> [What this task involves]: Each line in the entries below that holds the string "figure" must be copied.

---------- Source material

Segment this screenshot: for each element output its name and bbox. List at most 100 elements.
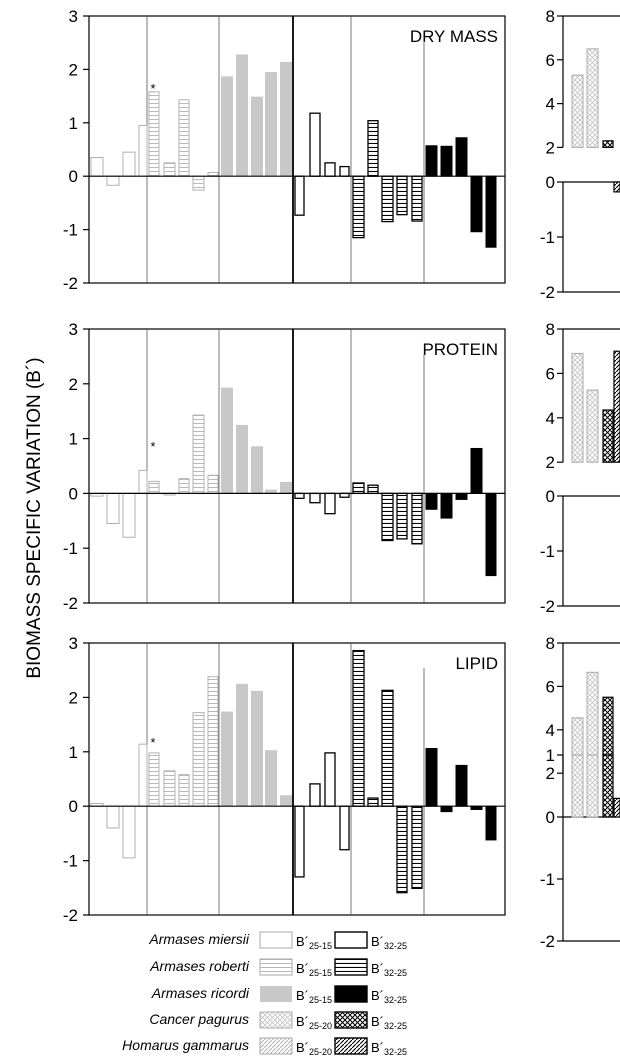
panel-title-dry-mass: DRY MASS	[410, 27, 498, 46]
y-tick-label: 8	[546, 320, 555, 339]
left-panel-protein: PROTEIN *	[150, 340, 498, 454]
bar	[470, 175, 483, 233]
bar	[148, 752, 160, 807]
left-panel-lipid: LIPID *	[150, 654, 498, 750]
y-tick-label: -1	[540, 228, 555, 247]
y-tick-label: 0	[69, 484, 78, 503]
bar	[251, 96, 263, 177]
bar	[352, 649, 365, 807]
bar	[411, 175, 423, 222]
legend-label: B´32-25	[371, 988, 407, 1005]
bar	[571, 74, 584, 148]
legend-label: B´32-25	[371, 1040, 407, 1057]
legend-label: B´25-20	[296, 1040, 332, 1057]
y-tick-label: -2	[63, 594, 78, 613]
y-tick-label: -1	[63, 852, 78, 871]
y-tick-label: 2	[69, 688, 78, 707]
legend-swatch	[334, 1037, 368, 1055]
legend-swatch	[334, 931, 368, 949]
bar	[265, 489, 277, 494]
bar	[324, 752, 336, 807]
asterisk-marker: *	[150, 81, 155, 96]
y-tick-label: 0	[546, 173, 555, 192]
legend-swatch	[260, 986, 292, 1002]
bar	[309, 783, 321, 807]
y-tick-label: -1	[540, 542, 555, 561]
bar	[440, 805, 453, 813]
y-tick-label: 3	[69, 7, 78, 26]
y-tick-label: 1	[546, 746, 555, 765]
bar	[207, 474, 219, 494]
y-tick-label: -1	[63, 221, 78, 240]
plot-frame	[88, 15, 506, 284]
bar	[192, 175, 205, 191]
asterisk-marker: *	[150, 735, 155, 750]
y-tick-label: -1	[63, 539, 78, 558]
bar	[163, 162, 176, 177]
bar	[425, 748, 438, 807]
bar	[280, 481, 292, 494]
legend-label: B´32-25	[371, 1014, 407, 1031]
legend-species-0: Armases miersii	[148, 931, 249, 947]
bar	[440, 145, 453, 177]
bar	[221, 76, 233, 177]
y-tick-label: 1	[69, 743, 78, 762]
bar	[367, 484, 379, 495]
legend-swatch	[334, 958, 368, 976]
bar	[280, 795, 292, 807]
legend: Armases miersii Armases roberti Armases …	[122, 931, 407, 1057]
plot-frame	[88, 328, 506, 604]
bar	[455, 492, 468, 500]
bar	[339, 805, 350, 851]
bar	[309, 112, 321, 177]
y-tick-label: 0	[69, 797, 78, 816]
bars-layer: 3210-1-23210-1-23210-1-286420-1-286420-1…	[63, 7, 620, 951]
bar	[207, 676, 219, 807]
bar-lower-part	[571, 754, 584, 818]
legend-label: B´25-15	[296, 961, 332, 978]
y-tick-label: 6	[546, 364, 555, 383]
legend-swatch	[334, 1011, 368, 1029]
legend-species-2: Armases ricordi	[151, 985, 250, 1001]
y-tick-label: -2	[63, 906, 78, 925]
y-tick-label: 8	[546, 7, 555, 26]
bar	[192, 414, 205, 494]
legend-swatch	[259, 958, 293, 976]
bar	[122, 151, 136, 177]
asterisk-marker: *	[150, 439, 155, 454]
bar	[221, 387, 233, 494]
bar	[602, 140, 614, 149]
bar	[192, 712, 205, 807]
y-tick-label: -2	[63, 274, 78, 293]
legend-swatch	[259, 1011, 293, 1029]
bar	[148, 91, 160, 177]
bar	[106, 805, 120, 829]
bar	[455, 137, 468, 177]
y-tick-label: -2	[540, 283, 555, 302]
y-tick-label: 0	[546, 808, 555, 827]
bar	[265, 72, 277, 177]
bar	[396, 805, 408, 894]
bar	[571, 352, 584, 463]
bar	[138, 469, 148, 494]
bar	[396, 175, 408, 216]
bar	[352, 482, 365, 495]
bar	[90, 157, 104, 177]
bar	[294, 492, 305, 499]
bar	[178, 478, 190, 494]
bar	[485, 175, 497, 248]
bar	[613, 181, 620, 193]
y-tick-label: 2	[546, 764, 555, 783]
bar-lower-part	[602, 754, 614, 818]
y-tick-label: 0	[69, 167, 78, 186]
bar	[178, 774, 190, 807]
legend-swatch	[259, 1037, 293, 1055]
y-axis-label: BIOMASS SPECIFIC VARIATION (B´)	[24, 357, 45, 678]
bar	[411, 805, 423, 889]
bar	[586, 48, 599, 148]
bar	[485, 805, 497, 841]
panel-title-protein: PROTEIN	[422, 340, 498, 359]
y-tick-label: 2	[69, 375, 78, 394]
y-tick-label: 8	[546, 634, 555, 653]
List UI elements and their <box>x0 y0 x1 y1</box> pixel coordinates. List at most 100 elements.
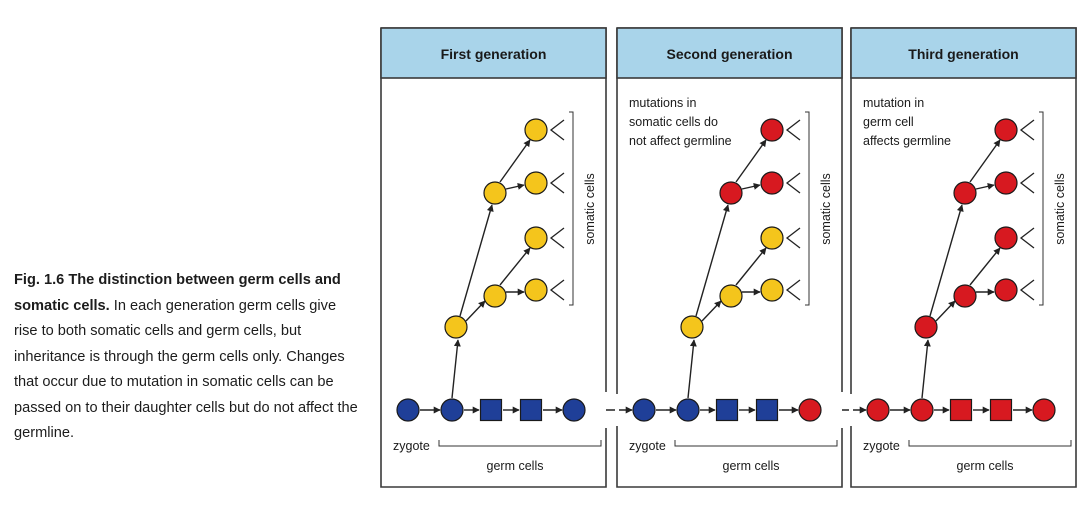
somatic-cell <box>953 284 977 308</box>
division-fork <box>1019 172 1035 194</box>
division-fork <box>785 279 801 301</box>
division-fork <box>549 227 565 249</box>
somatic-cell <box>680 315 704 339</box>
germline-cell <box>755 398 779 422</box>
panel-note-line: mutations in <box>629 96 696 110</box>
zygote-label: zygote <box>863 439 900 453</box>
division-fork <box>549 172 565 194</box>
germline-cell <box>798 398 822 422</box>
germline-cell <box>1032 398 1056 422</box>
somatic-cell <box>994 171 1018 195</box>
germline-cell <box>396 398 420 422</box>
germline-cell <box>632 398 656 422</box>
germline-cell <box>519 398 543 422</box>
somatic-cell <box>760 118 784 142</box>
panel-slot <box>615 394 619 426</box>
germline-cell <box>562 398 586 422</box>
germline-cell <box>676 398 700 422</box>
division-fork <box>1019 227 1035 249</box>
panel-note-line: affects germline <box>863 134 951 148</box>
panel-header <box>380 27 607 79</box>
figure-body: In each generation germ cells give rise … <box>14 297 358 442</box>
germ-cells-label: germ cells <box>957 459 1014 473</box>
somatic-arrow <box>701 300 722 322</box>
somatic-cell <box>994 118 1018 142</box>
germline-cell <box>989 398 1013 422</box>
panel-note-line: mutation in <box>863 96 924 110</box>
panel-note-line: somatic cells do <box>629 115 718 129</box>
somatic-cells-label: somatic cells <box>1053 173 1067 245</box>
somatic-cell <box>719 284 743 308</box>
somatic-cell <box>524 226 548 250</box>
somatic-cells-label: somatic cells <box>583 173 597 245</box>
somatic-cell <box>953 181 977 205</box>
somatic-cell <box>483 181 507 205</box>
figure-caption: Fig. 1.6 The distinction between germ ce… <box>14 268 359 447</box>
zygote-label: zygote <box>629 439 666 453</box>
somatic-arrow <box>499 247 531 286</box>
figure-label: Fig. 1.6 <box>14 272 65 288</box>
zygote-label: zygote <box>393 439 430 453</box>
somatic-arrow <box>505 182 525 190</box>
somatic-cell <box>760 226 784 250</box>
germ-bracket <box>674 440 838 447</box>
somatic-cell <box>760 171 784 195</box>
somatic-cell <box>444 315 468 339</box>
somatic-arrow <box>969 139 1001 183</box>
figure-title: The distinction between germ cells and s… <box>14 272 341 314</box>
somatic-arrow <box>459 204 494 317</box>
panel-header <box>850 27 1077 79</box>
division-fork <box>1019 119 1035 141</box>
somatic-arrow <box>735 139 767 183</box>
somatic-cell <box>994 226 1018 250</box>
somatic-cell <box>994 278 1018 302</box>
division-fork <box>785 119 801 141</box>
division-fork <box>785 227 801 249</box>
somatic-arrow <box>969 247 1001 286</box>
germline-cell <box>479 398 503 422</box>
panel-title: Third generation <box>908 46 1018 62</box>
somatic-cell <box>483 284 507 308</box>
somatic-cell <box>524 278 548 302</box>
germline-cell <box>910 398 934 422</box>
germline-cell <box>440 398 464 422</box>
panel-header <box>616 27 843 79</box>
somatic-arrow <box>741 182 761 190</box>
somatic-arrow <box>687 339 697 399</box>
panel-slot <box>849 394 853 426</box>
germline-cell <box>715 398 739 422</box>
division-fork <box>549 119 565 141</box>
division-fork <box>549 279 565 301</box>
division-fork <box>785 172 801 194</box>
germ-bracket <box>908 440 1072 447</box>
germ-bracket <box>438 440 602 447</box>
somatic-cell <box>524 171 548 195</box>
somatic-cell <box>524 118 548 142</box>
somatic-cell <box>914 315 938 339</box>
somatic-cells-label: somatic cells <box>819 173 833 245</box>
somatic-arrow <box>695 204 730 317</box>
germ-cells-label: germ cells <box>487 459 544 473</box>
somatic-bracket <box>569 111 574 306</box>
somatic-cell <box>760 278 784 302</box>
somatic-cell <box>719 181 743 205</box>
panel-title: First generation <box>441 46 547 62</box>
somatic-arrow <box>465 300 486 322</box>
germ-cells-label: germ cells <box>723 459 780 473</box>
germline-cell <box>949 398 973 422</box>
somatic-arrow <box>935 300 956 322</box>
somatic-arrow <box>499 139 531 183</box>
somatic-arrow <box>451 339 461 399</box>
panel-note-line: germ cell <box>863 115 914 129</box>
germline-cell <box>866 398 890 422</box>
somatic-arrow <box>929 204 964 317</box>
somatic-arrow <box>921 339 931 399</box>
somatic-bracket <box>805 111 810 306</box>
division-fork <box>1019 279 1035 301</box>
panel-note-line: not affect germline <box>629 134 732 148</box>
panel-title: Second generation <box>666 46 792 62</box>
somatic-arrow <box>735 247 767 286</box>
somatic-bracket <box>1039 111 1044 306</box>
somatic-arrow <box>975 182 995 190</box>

--------------------

> [Solution to the exercise]:
figure-body: In each generation germ cells give rise … <box>14 297 358 442</box>
figure-caption: Fig. 1.6 The distinction between germ ce… <box>14 268 359 447</box>
figure-label: Fig. 1.6 <box>14 272 65 288</box>
figure-title: The distinction between germ cells and s… <box>14 272 341 314</box>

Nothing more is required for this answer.